Exercise goal: Go through the entries below and write each one out exactly.

Data lines:
- - - - -

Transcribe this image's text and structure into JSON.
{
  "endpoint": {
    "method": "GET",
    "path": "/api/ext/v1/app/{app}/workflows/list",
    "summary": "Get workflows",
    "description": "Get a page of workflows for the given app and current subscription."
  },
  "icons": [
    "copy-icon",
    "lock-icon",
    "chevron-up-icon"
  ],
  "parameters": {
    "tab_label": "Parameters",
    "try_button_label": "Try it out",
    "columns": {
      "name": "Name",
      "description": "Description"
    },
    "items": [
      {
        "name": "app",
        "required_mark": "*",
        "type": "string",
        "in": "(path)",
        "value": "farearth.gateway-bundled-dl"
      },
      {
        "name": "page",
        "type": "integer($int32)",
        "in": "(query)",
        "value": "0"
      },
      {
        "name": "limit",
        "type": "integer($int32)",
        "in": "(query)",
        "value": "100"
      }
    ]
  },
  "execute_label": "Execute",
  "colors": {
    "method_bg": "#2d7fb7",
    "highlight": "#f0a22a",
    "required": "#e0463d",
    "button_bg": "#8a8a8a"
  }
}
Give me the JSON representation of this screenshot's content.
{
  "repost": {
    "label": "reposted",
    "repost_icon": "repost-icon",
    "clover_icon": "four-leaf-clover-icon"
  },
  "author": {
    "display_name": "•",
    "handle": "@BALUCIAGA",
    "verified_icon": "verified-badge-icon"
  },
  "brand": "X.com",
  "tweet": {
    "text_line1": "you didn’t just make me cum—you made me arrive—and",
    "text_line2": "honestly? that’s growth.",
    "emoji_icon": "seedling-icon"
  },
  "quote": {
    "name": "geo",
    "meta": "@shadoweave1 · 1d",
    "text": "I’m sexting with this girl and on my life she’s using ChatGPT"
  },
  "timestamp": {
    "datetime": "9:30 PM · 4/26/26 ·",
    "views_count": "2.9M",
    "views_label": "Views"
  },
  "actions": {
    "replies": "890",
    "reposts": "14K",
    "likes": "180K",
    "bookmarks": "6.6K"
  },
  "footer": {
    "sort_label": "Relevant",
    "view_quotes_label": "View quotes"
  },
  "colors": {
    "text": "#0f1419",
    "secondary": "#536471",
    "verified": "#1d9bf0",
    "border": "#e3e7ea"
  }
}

- - - - -

Task solution:
Transcribe this image's text and structure into JSON.
{
  "endpoint": {
    "method": "GET",
    "path": "/api/ext/v1/app/{app}/workflows/list",
    "summary": "Get workflows",
    "description": "Get a page of workflows for the given app and current subscription."
  },
  "icons": [
    "copy-icon",
    "lock-icon",
    "chevron-up-icon"
  ],
  "parameters": {
    "tab_label": "Parameters",
    "try_button_label": "Try it out",
    "columns": {
      "name": "Name",
      "description": "Description"
    },
    "items": [
      {
        "name": "app",
        "required_mark": "*",
        "type": "string",
        "in": "(path)",
        "value": "farearth.gateway-bundled-dl"
      },
      {
        "name": "page",
        "type": "integer($int32)",
        "in": "(query)",
        "value": "0"
      },
      {
        "name": "limit",
        "type": "integer($int32)",
        "in": "(query)",
        "value": "100"
      }
    ]
  },
  "execute_label": "Execute",
  "colors": {
    "method_bg": "#2d7fb7",
    "highlight": "#f0a22a",
    "required": "#e0463d",
    "button_bg": "#8a8a8a"
  }
}
Give me the JSON representation of this screenshot's content.
{
  "repost": {
    "label": "reposted",
    "repost_icon": "repost-icon",
    "clover_icon": "four-leaf-clover-icon"
  },
  "author": {
    "display_name": "•",
    "handle": "@BALUCIAGA",
    "verified_icon": "verified-badge-icon"
  },
  "brand": "X.com",
  "tweet": {
    "text_line1": "you didn’t just make me cum—you made me arrive—and",
    "text_line2": "honestly? that’s growth.",
    "emoji_icon": "seedling-icon"
  },
  "quote": {
    "name": "geo",
    "meta": "@shadoweave1 · 1d",
    "text": "I’m sexting with this girl and on my life she’s using ChatGPT"
  },
  "timestamp": {
    "datetime": "9:30 PM · 4/26/26 ·",
    "views_count": "2.9M",
    "views_label": "Views"
  },
  "actions": {
    "replies": "890",
    "reposts": "14K",
    "likes": "180K",
    "bookmarks": "6.6K"
  },
  "footer": {
    "sort_label": "Relevant",
    "view_quotes_label": "View quotes"
  },
  "colors": {
    "text": "#0f1419",
    "secondary": "#536471",
    "verified": "#1d9bf0",
    "border": "#e3e7ea"
  }
}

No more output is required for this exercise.